YOUR OBJECTIVE
Spot every line with the word "Model" and return it.
[start of MATERIAL SHOWN]
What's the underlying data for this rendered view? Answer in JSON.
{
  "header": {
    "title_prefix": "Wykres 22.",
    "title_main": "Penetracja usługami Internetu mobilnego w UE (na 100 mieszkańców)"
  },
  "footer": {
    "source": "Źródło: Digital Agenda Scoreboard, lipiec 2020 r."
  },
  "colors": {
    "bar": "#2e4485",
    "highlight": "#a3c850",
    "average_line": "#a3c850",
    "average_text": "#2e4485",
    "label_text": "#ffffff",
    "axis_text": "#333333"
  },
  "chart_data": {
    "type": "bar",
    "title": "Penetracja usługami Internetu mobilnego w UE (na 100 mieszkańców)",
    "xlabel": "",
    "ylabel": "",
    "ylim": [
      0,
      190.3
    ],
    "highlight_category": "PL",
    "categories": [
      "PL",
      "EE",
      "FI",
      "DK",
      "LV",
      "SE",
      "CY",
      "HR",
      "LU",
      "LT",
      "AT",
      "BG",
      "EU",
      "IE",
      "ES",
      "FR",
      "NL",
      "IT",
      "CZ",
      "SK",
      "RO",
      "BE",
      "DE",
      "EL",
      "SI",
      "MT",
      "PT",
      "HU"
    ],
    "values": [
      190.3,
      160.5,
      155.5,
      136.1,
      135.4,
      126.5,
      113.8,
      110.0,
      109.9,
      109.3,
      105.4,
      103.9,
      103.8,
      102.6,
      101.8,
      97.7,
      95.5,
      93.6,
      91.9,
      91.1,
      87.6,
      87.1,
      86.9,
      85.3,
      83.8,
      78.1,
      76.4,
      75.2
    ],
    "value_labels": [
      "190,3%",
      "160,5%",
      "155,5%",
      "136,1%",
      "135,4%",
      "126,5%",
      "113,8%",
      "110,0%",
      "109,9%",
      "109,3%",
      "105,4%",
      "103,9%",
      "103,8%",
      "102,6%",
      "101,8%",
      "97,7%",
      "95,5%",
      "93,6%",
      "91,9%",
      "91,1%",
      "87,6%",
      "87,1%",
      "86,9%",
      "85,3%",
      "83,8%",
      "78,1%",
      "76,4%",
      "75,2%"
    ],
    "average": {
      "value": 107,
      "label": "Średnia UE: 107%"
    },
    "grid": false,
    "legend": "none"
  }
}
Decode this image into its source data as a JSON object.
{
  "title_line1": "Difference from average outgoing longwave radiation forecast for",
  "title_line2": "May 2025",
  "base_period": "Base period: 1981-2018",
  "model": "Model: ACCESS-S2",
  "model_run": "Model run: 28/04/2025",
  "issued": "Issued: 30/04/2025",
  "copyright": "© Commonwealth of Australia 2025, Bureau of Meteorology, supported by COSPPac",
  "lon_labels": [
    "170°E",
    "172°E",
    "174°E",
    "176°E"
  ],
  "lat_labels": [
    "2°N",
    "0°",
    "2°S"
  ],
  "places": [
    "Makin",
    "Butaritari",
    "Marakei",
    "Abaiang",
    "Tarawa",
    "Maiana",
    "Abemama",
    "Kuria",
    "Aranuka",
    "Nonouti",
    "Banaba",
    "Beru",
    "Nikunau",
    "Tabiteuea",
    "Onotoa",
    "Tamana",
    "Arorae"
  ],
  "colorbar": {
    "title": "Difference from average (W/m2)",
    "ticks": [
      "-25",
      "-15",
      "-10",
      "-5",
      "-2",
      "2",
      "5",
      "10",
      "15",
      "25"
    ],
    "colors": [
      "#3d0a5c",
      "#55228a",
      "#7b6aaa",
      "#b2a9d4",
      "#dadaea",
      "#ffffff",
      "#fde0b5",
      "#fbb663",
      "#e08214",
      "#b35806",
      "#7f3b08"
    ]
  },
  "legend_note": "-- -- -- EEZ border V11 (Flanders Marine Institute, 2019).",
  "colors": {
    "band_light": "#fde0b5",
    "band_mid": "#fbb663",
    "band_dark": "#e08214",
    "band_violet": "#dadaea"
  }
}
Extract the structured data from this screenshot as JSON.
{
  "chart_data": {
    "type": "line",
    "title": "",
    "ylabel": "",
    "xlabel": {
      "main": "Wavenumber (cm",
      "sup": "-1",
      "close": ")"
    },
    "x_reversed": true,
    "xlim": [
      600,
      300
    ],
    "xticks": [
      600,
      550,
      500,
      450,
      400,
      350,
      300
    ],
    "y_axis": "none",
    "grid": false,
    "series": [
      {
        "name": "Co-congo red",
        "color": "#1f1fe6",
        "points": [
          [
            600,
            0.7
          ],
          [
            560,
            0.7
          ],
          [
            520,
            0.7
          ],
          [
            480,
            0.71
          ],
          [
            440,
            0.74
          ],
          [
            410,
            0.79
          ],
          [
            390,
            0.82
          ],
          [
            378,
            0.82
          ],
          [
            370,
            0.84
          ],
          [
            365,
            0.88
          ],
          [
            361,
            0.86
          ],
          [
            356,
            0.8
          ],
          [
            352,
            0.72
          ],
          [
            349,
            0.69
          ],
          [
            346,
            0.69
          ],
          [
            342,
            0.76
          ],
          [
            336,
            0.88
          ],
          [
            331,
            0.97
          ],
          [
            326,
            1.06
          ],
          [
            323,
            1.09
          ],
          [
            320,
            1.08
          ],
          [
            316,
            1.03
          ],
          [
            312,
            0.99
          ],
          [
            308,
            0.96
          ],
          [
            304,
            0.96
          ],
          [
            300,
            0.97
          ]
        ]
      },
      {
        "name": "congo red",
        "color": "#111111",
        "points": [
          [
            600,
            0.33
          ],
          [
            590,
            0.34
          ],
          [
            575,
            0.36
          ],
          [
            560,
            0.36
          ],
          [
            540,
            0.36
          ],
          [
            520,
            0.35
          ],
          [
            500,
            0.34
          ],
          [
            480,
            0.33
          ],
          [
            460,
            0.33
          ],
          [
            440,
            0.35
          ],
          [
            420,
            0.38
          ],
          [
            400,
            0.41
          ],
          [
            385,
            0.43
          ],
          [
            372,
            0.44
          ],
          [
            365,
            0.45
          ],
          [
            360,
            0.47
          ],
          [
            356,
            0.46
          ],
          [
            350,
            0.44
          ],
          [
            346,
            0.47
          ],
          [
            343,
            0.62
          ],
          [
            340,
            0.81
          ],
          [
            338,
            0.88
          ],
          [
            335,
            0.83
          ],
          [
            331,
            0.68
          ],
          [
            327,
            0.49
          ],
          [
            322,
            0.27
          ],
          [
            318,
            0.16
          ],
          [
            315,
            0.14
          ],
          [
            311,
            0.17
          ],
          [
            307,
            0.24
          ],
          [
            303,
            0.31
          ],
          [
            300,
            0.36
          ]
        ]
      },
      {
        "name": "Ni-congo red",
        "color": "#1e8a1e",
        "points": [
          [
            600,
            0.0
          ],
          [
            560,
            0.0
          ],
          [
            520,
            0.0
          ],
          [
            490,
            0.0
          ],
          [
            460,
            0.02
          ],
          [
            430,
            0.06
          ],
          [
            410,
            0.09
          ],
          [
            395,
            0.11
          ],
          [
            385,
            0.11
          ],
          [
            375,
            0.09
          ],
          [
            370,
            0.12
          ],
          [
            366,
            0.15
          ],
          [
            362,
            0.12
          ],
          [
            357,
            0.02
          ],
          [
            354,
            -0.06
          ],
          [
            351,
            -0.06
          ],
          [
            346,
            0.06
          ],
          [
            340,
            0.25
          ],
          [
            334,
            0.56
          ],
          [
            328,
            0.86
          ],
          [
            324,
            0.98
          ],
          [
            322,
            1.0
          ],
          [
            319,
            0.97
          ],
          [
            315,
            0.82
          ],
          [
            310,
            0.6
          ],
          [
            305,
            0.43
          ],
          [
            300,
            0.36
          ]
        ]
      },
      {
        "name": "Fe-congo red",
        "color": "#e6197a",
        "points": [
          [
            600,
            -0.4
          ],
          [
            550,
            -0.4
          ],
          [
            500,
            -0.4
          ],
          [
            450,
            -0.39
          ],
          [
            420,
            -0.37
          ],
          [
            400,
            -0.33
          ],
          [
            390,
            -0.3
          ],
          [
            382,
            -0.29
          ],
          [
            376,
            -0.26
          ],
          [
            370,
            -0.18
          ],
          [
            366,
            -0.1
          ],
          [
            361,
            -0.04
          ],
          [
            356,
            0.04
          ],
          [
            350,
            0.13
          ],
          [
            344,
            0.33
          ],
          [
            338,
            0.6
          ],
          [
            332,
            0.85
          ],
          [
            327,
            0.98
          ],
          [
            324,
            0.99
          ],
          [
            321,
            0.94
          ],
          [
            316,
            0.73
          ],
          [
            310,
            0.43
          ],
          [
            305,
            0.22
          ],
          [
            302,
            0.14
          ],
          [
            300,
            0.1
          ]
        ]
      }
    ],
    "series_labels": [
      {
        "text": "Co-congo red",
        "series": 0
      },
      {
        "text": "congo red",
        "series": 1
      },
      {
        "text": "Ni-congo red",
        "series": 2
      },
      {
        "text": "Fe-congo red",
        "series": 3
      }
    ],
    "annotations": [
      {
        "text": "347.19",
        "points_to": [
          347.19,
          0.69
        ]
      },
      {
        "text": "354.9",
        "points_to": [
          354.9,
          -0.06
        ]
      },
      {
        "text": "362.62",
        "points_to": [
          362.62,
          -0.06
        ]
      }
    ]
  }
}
[end of MATERIAL SHOWN]
EXERCISE SOLUTION
  "model": "Model: ACCESS-S2",
  "model_run": "Model run: 28/04/2025",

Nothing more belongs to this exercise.